======== Listed records

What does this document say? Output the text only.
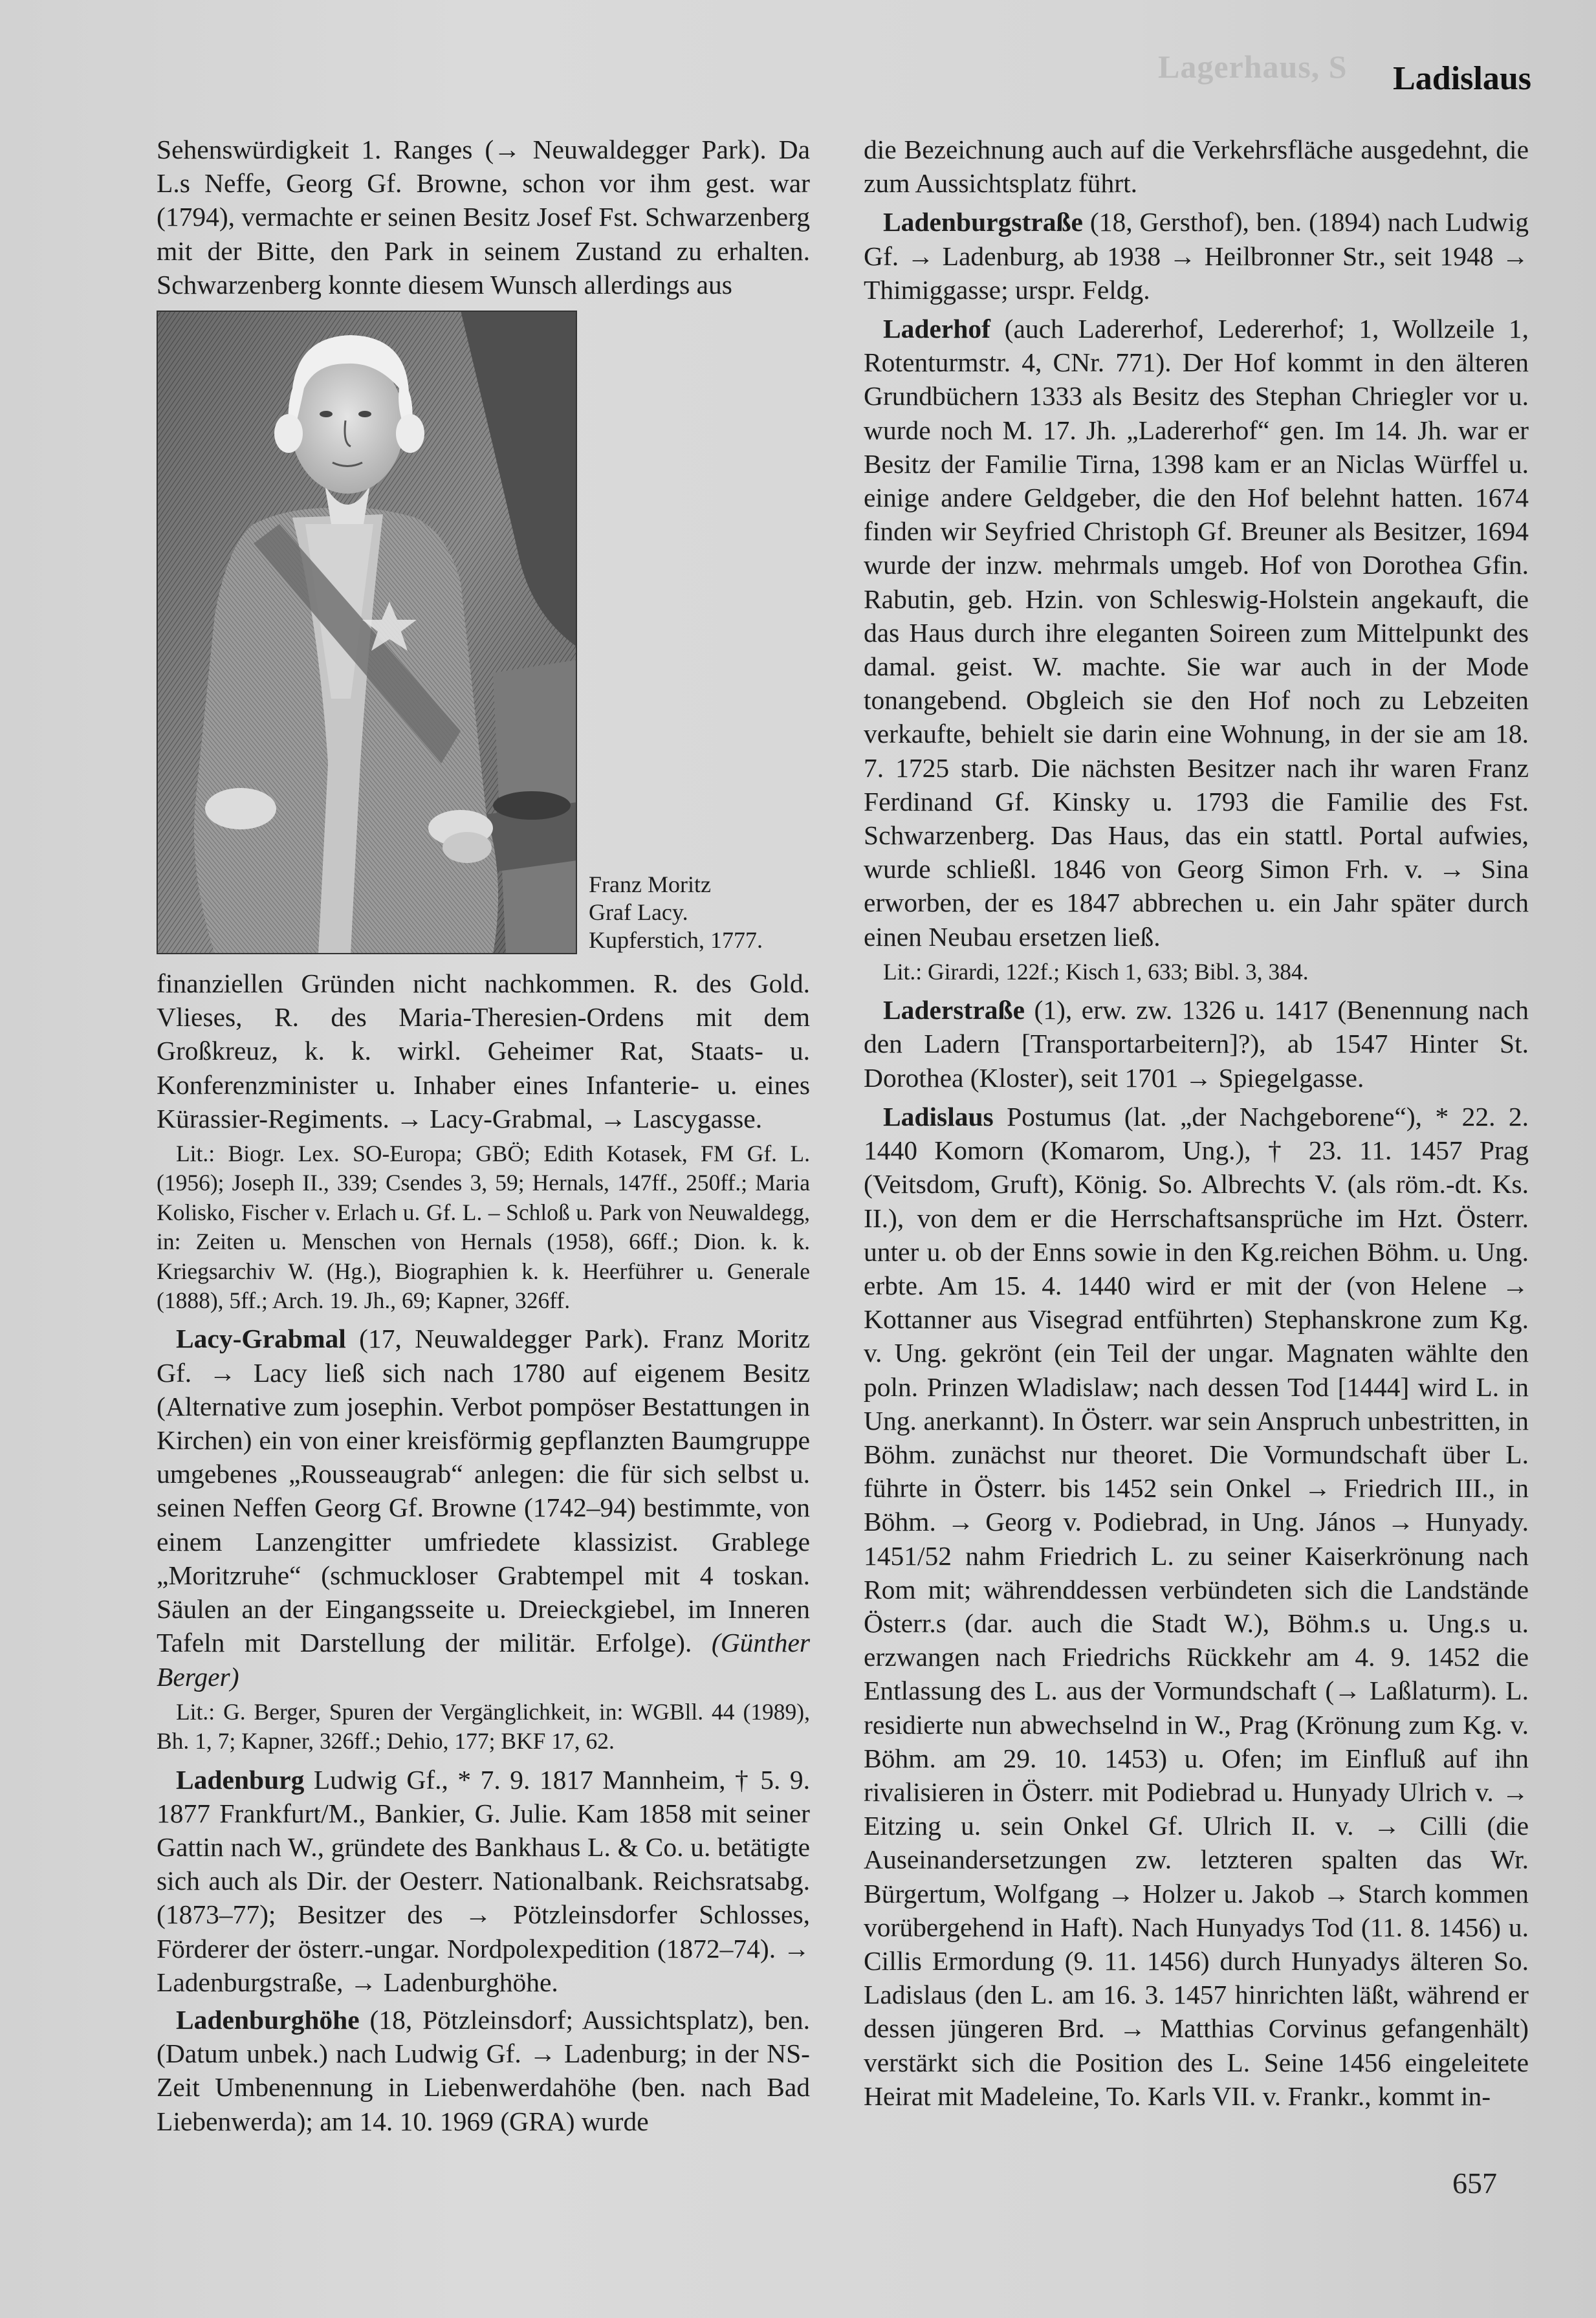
Lagerhaus, S Ladislaus

Sehenswürdigkeit 1. Ranges (→ Neuwaldegger Park). Da L.s Neffe, Georg Gf. Browne, schon vor ihm gest. war (1794), vermachte er seinen Besitz Josef Fst. Schwarzenberg mit der Bitte, den Park in seinem Zustand zu erhalten. Schwarzenberg konnte diesem Wunsch allerdings aus

Franz Moritz
Graf Lacy.
Kupferstich, 1777.

finanziellen Gründen nicht nachkommen. R. des Gold. Vlieses, R. des Maria-Theresien-Ordens mit dem Großkreuz, k. k. wirkl. Geheimer Rat, Staats- u. Konferenzminister u. Inhaber eines Infanterie- u. eines Kürassier-Regiments. → Lacy-Grabmal, → Lascygasse.

Lit.: Biogr. Lex. SO-Europa; GBÖ; Edith Kotasek, FM Gf. L. (1956); Joseph II., 339; Csendes 3, 59; Hernals, 147ff., 250ff.; Maria Kolisko, Fischer v. Erlach u. Gf. L. – Schloß u. Park von Neuwaldegg, in: Zeiten u. Menschen von Hernals (1958), 66ff.; Dion. k. k. Kriegsarchiv W. (Hg.), Biographien k. k. Heerführer u. Generale (1888), 5ff.; Arch. 19. Jh., 69; Kapner, 326ff.

Lacy-Grabmal (17, Neuwaldegger Park). Franz Moritz Gf. → Lacy ließ sich nach 1780 auf eigenem Besitz (Alternative zum josephin. Verbot pompöser Bestattungen in Kirchen) ein von einer kreisförmig gepflanzten Baumgruppe umgebenes „Rousseaugrab“ anlegen: die für sich selbst u. seinen Neffen Georg Gf. Browne (1742–94) bestimmte, von einem Lanzengitter umfriedete klassizist. Grablege „Moritzruhe“ (schmuckloser Grabtempel mit 4 toskan. Säulen an der Eingangsseite u. Dreieckgiebel, im Inneren Tafeln mit Darstellung der militär. Erfolge). (Günther Berger)

Lit.: G. Berger, Spuren der Vergänglichkeit, in: WGBll. 44 (1989), Bh. 1, 7; Kapner, 326ff.; Dehio, 177; BKF 17, 62.

Ladenburg Ludwig Gf., * 7. 9. 1817 Mannheim, † 5. 9. 1877 Frankfurt/M., Bankier, G. Julie. Kam 1858 mit seiner Gattin nach W., gründete des Bankhaus L. & Co. u. betätigte sich auch als Dir. der Oesterr. Nationalbank. Reichsratsabg. (1873–77); Besitzer des → Pötzleinsdorfer Schlosses, Förderer der österr.-ungar. Nordpolexpedition (1872–74). → Ladenburgstraße, → Ladenburghöhe.

Ladenburghöhe (18, Pötzleinsdorf; Aussichtsplatz), ben. (Datum unbek.) nach Ludwig Gf. → Ladenburg; in der NS-Zeit Umbenennung in Liebenwerdahöhe (ben. nach Bad Liebenwerda); am 14. 10. 1969 (GRA) wurde

die Bezeichnung auch auf die Verkehrsfläche ausgedehnt, die zum Aussichtsplatz führt.

Ladenburgstraße (18, Gersthof), ben. (1894) nach Ludwig Gf. → Ladenburg, ab 1938 → Heilbronner Str., seit 1948 → Thimiggasse; urspr. Feldg.

Laderhof (auch Ladererhof, Ledererhof; 1, Wollzeile 1, Rotenturmstr. 4, CNr. 771). Der Hof kommt in den älteren Grundbüchern 1333 als Besitz des Stephan Chriegler vor u. wurde noch M. 17. Jh. „Ladererhof“ gen. Im 14. Jh. war er Besitz der Familie Tirna, 1398 kam er an Niclas Würffel u. einige andere Geldgeber, die den Hof belehnt hatten. 1674 finden wir Seyfried Christoph Gf. Breuner als Besitzer, 1694 wurde der inzw. mehrmals umgeb. Hof von Dorothea Gfin. Rabutin, geb. Hzin. von Schleswig-Holstein angekauft, die das Haus durch ihre eleganten Soireen zum Mittelpunkt des damal. geist. W. machte. Sie war auch in der Mode tonangebend. Obgleich sie den Hof noch zu Lebzeiten verkaufte, behielt sie darin eine Wohnung, in der sie am 18. 7. 1725 starb. Die nächsten Besitzer nach ihr waren Franz Ferdinand Gf. Kinsky u. 1793 die Familie des Fst. Schwarzenberg. Das Haus, das ein stattl. Portal aufwies, wurde schließl. 1846 von Georg Simon Frh. v. → Sina erworben, der es 1847 abbrechen u. ein Jahr später durch einen Neubau ersetzen ließ.

Lit.: Girardi, 122f.; Kisch 1, 633; Bibl. 3, 384.

Laderstraße (1), erw. zw. 1326 u. 1417 (Benennung nach den Ladern [Transportarbeitern]?), ab 1547 Hinter St. Dorothea (Kloster), seit 1701 → Spiegelgasse.

Ladislaus Postumus (lat. „der Nachgeborene“), * 22. 2. 1440 Komorn (Komarom, Ung.), † 23. 11. 1457 Prag (Veitsdom, Gruft), König. So. Albrechts V. (als röm.-dt. Ks. II.), von dem er die Herrschaftsansprüche im Hzt. Österr. unter u. ob der Enns sowie in den Kg.reichen Böhm. u. Ung. erbte. Am 15. 4. 1440 wird er mit der (von Helene → Kottanner aus Visegrad entführten) Stephanskrone zum Kg. v. Ung. gekrönt (ein Teil der ungar. Magnaten wählte den poln. Prinzen Wladislaw; nach dessen Tod [1444] wird L. in Ung. anerkannt). In Österr. war sein Anspruch unbestritten, in Böhm. zunächst nur theoret. Die Vormundschaft über L. führte in Österr. bis 1452 sein Onkel → Friedrich III., in Böhm. → Georg v. Podiebrad, in Ung. János → Hunyady. 1451/52 nahm Friedrich L. zu seiner Kaiserkrönung nach Rom mit; währenddessen verbündeten sich die Landstände Österr.s (dar. auch die Stadt W.), Böhm.s u. Ung.s u. erzwangen nach Friedrichs Rückkehr am 4. 9. 1452 die Entlassung des L. aus der Vormundschaft (→ Laßlaturm). L. residierte nun abwechselnd in W., Prag (Krönung zum Kg. v. Böhm. am 29. 10. 1453) u. Ofen; im Einfluß auf ihn rivalisieren in Österr. mit Podiebrad u. Hunyady Ulrich v. → Eitzing u. sein Onkel Gf. Ulrich II. v. → Cilli (die Auseinandersetzungen zw. letzteren spalten das Wr. Bürgertum, Wolfgang → Holzer u. Jakob → Starch kommen vorübergehend in Haft). Nach Hunyadys Tod (11. 8. 1456) u. Cillis Ermordung (9. 11. 1456) durch Hunyadys älteren So. Ladislaus (den L. am 16. 3. 1457 hinrichten läßt, während er dessen jüngeren Brd. → Matthias Corvinus gefangenhält) verstärkt sich die Position des L. Seine 1456 eingeleitete Heirat mit Madeleine, To. Karls VII. v. Frankr., kommt in-

657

================

- [Given problem]:
Copy all lines of the material above where the string "Ladenburgstraße" occurs.

- [Output of the task]:
Ladenburg Ludwig Gf., * 7. 9. 1817 Mannheim, † 5. 9. 1877 Frankfurt/M., Bankier, G. Julie. Kam 1858 mit seiner Gattin nach W., gründete des Bankhaus L. & Co. u. betätigte sich auch als Dir. der Oesterr. Nationalbank. Reichsratsabg. (1873–77); Besitzer des → Pötzleinsdorfer Schlosses, Förderer der österr.-ungar. Nordpolexpedition (1872–74). → Ladenburgstraße, → Ladenburghöhe.
Ladenburgstraße (18, Gersthof), ben. (1894) nach Ludwig Gf. → Ladenburg, ab 1938 → Heilbronner Str., seit 1948 → Thimiggasse; urspr. Feldg.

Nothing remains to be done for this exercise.